(Figure record extracts)
--- Begin ---
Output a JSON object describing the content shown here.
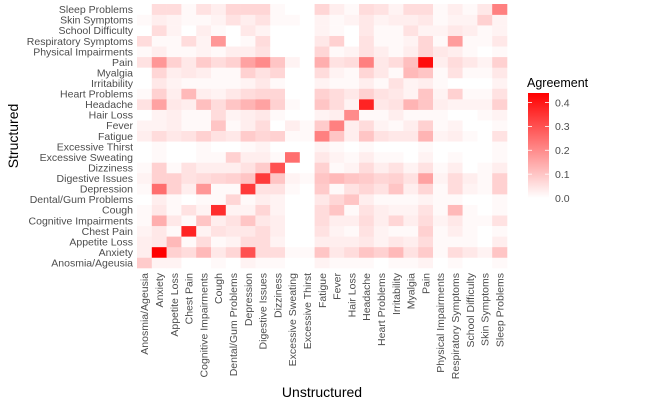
{
  "chart_data": {
    "type": "heatmap",
    "title": "",
    "xlabel": "Unstructured",
    "ylabel": "Structured",
    "categories": [
      "Anosmia/Ageusia",
      "Anxiety",
      "Appetite Loss",
      "Chest Pain",
      "Cognitive Impairments",
      "Cough",
      "Dental/Gum Problems",
      "Depression",
      "Digestive Issues",
      "Dizziness",
      "Excessive Sweating",
      "Excessive Thirst",
      "Fatigue",
      "Fever",
      "Hair Loss",
      "Headache",
      "Heart Problems",
      "Irritability",
      "Myalgia",
      "Pain",
      "Physical Impairments",
      "Respiratory Symptoms",
      "School Difficulty",
      "Skin Symptoms",
      "Sleep Problems"
    ],
    "x_order": "alphabetical left-to-right",
    "y_order": "alphabetical bottom-to-top",
    "legend": {
      "title": "Agreement",
      "position": "right",
      "ticks": [
        "0.0",
        "0.1",
        "0.2",
        "0.3",
        "0.4"
      ],
      "tick_values": [
        0,
        0.1,
        0.2,
        0.3,
        0.4
      ],
      "range": [
        0,
        0.44
      ],
      "low_color": "#ffffff",
      "high_color": "#ff0000"
    },
    "values": [
      [
        0.09,
        0.02,
        0.02,
        0.0,
        0.0,
        0.01,
        0.0,
        0.02,
        0.01,
        0.01,
        0.0,
        0.0,
        0.02,
        0.01,
        0.01,
        0.01,
        0.0,
        0.01,
        0.01,
        0.02,
        0.0,
        0.01,
        0.0,
        0.0,
        0.01
      ],
      [
        0.03,
        0.44,
        0.08,
        0.06,
        0.12,
        0.04,
        0.07,
        0.3,
        0.06,
        0.06,
        0.01,
        0.01,
        0.1,
        0.04,
        0.06,
        0.1,
        0.08,
        0.12,
        0.05,
        0.09,
        0.01,
        0.06,
        0.04,
        0.02,
        0.1
      ],
      [
        0.03,
        0.04,
        0.12,
        0.01,
        0.06,
        0.01,
        0.02,
        0.06,
        0.06,
        0.02,
        0.0,
        0.0,
        0.03,
        0.03,
        0.03,
        0.04,
        0.02,
        0.04,
        0.03,
        0.06,
        0.01,
        0.01,
        0.01,
        0.0,
        0.03
      ],
      [
        0.02,
        0.04,
        0.01,
        0.38,
        0.02,
        0.05,
        0.04,
        0.04,
        0.06,
        0.03,
        0.0,
        0.0,
        0.05,
        0.02,
        0.01,
        0.05,
        0.02,
        0.01,
        0.01,
        0.08,
        0.01,
        0.03,
        0.01,
        0.0,
        0.01
      ],
      [
        0.01,
        0.14,
        0.04,
        0.01,
        0.1,
        0.03,
        0.05,
        0.1,
        0.04,
        0.03,
        0.0,
        0.0,
        0.06,
        0.03,
        0.03,
        0.06,
        0.03,
        0.07,
        0.03,
        0.06,
        0.02,
        0.04,
        0.01,
        0.01,
        0.05
      ],
      [
        0.01,
        0.04,
        0.01,
        0.05,
        0.02,
        0.36,
        0.02,
        0.02,
        0.07,
        0.02,
        0.0,
        0.0,
        0.06,
        0.1,
        0.01,
        0.05,
        0.03,
        0.02,
        0.02,
        0.05,
        0.01,
        0.12,
        0.01,
        0.0,
        0.01
      ],
      [
        0.0,
        0.03,
        0.01,
        0.0,
        0.01,
        0.01,
        0.07,
        0.01,
        0.03,
        0.02,
        0.0,
        0.0,
        0.04,
        0.07,
        0.1,
        0.03,
        0.01,
        0.01,
        0.01,
        0.02,
        0.01,
        0.01,
        0.0,
        0.0,
        0.01
      ],
      [
        0.01,
        0.25,
        0.08,
        0.03,
        0.18,
        0.01,
        0.01,
        0.34,
        0.05,
        0.05,
        0.01,
        0.0,
        0.09,
        0.01,
        0.05,
        0.07,
        0.05,
        0.1,
        0.03,
        0.07,
        0.01,
        0.06,
        0.02,
        0.01,
        0.08
      ],
      [
        0.02,
        0.08,
        0.08,
        0.05,
        0.06,
        0.07,
        0.08,
        0.1,
        0.34,
        0.1,
        0.02,
        0.01,
        0.1,
        0.12,
        0.1,
        0.09,
        0.07,
        0.08,
        0.05,
        0.16,
        0.02,
        0.06,
        0.03,
        0.01,
        0.08
      ],
      [
        0.01,
        0.08,
        0.01,
        0.05,
        0.03,
        0.03,
        0.03,
        0.05,
        0.09,
        0.3,
        0.0,
        0.0,
        0.08,
        0.01,
        0.02,
        0.06,
        0.03,
        0.05,
        0.02,
        0.05,
        0.01,
        0.03,
        0.0,
        0.01,
        0.03
      ],
      [
        0.0,
        0.01,
        0.0,
        0.0,
        0.01,
        0.01,
        0.08,
        0.03,
        0.03,
        0.01,
        0.25,
        0.0,
        0.04,
        0.02,
        0.01,
        0.03,
        0.01,
        0.01,
        0.0,
        0.02,
        0.0,
        0.01,
        0.0,
        0.0,
        0.01
      ],
      [
        0.0,
        0.01,
        0.0,
        0.0,
        0.01,
        0.0,
        0.0,
        0.01,
        0.02,
        0.0,
        0.0,
        0.0,
        0.02,
        0.01,
        0.0,
        0.01,
        0.0,
        0.0,
        0.0,
        0.01,
        0.0,
        0.0,
        0.0,
        0.0,
        0.01
      ],
      [
        0.03,
        0.06,
        0.04,
        0.05,
        0.08,
        0.05,
        0.04,
        0.09,
        0.07,
        0.08,
        0.01,
        0.01,
        0.22,
        0.1,
        0.03,
        0.1,
        0.05,
        0.04,
        0.04,
        0.13,
        0.02,
        0.03,
        0.01,
        0.0,
        0.05
      ],
      [
        0.02,
        0.02,
        0.03,
        0.01,
        0.01,
        0.1,
        0.01,
        0.03,
        0.06,
        0.0,
        0.03,
        0.01,
        0.09,
        0.22,
        0.03,
        0.06,
        0.02,
        0.01,
        0.03,
        0.08,
        0.01,
        0.02,
        0.0,
        0.0,
        0.01
      ],
      [
        0.0,
        0.02,
        0.03,
        0.01,
        0.01,
        0.06,
        0.02,
        0.03,
        0.04,
        0.01,
        0.0,
        0.0,
        0.02,
        0.03,
        0.2,
        0.01,
        0.01,
        0.03,
        0.01,
        0.01,
        0.01,
        0.0,
        0.0,
        0.01,
        0.02
      ],
      [
        0.05,
        0.16,
        0.04,
        0.03,
        0.11,
        0.06,
        0.1,
        0.13,
        0.16,
        0.08,
        0.01,
        0.0,
        0.1,
        0.06,
        0.02,
        0.38,
        0.04,
        0.05,
        0.13,
        0.1,
        0.03,
        0.02,
        0.02,
        0.02,
        0.08
      ],
      [
        0.01,
        0.08,
        0.03,
        0.12,
        0.03,
        0.02,
        0.04,
        0.06,
        0.07,
        0.07,
        0.0,
        0.0,
        0.08,
        0.06,
        0.04,
        0.08,
        0.05,
        0.04,
        0.02,
        0.1,
        0.02,
        0.08,
        0.01,
        0.01,
        0.05
      ],
      [
        0.0,
        0.04,
        0.02,
        0.01,
        0.01,
        0.01,
        0.01,
        0.02,
        0.04,
        0.01,
        0.0,
        0.0,
        0.02,
        0.01,
        0.01,
        0.03,
        0.01,
        0.05,
        0.02,
        0.03,
        0.01,
        0.0,
        0.0,
        0.0,
        0.02
      ],
      [
        0.0,
        0.07,
        0.03,
        0.04,
        0.03,
        0.01,
        0.01,
        0.08,
        0.05,
        0.07,
        0.0,
        0.0,
        0.06,
        0.02,
        0.01,
        0.07,
        0.04,
        0.01,
        0.12,
        0.1,
        0.01,
        0.05,
        0.01,
        0.01,
        0.04
      ],
      [
        0.05,
        0.18,
        0.08,
        0.04,
        0.09,
        0.06,
        0.08,
        0.16,
        0.2,
        0.1,
        0.02,
        0.0,
        0.14,
        0.05,
        0.06,
        0.22,
        0.04,
        0.06,
        0.11,
        0.42,
        0.03,
        0.06,
        0.04,
        0.02,
        0.08
      ],
      [
        0.01,
        0.03,
        0.01,
        0.01,
        0.02,
        0.01,
        0.03,
        0.03,
        0.05,
        0.0,
        0.0,
        0.0,
        0.07,
        0.01,
        0.02,
        0.05,
        0.03,
        0.01,
        0.03,
        0.07,
        0.04,
        0.03,
        0.01,
        0.0,
        0.01
      ],
      [
        0.06,
        0.01,
        0.01,
        0.06,
        0.02,
        0.18,
        0.0,
        0.01,
        0.06,
        0.0,
        0.0,
        0.0,
        0.04,
        0.08,
        0.0,
        0.05,
        0.01,
        0.01,
        0.02,
        0.07,
        0.01,
        0.17,
        0.01,
        0.01,
        0.04
      ],
      [
        0.0,
        0.06,
        0.02,
        0.0,
        0.03,
        0.01,
        0.0,
        0.04,
        0.02,
        0.0,
        0.0,
        0.0,
        0.02,
        0.01,
        0.0,
        0.04,
        0.01,
        0.01,
        0.05,
        0.02,
        0.02,
        0.04,
        0.03,
        0.01,
        0.02
      ],
      [
        0.01,
        0.03,
        0.02,
        0.01,
        0.01,
        0.02,
        0.05,
        0.03,
        0.05,
        0.01,
        0.01,
        0.0,
        0.02,
        0.01,
        0.02,
        0.04,
        0.02,
        0.03,
        0.03,
        0.04,
        0.01,
        0.02,
        0.02,
        0.08,
        0.02
      ],
      [
        0.0,
        0.06,
        0.06,
        0.01,
        0.05,
        0.03,
        0.07,
        0.07,
        0.07,
        0.01,
        0.0,
        0.0,
        0.07,
        0.03,
        0.01,
        0.06,
        0.05,
        0.02,
        0.06,
        0.06,
        0.01,
        0.03,
        0.01,
        0.04,
        0.22
      ]
    ]
  }
}
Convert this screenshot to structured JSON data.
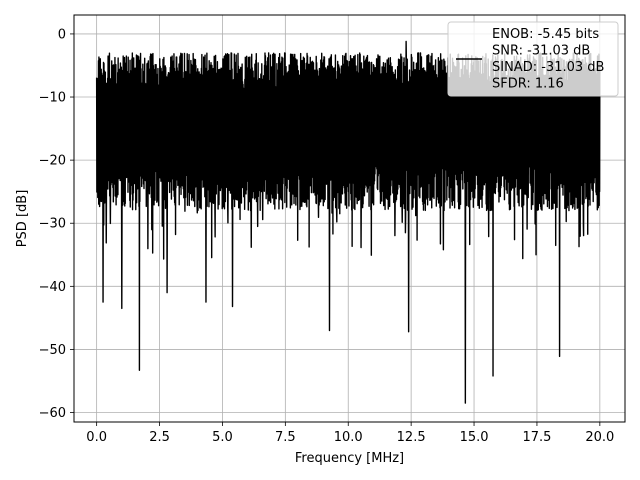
{
  "chart_data": {
    "type": "line",
    "title": "",
    "xlabel": "Frequency [MHz]",
    "ylabel": "PSD [dB]",
    "xlim": [
      -0.9,
      21.0
    ],
    "ylim": [
      -61.5,
      3.0
    ],
    "xticks": [
      0.0,
      2.5,
      5.0,
      7.5,
      10.0,
      12.5,
      15.0,
      17.5,
      20.0
    ],
    "xtick_labels": [
      "0.0",
      "2.5",
      "5.0",
      "7.5",
      "10.0",
      "12.5",
      "15.0",
      "17.5",
      "20.0"
    ],
    "yticks": [
      0,
      -10,
      -20,
      -30,
      -40,
      -50,
      -60
    ],
    "ytick_labels": [
      "0",
      "−10",
      "−20",
      "−30",
      "−40",
      "−50",
      "−60"
    ],
    "grid": true,
    "legend_position": "top-right",
    "legend_entries": [
      "ENOB: -5.45 bits",
      "SNR: -31.03 dB",
      "SINAD: -31.03 dB",
      "SFDR: 1.16"
    ],
    "series": [
      {
        "color": "#000000",
        "x_range": [
          0.0,
          20.0
        ],
        "noise_floor_dB": [
          -28,
          -3
        ],
        "peak_dB": -1.2,
        "notable_dips": [
          {
            "x": 0.25,
            "y": -42.5
          },
          {
            "x": 1.0,
            "y": -43.5
          },
          {
            "x": 1.7,
            "y": -53.3
          },
          {
            "x": 2.8,
            "y": -41.0
          },
          {
            "x": 4.35,
            "y": -42.5
          },
          {
            "x": 5.4,
            "y": -43.2
          },
          {
            "x": 9.25,
            "y": -47.0
          },
          {
            "x": 12.4,
            "y": -47.2
          },
          {
            "x": 14.65,
            "y": -58.5
          },
          {
            "x": 15.75,
            "y": -54.2
          },
          {
            "x": 18.4,
            "y": -51.1
          }
        ]
      }
    ]
  }
}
--- End ---
*Stated task*: Find the lines that include the string "Excessive", then copy each of them.

*Exercise solution*:
      "Excessive Sweating",
      "Excessive Thirst",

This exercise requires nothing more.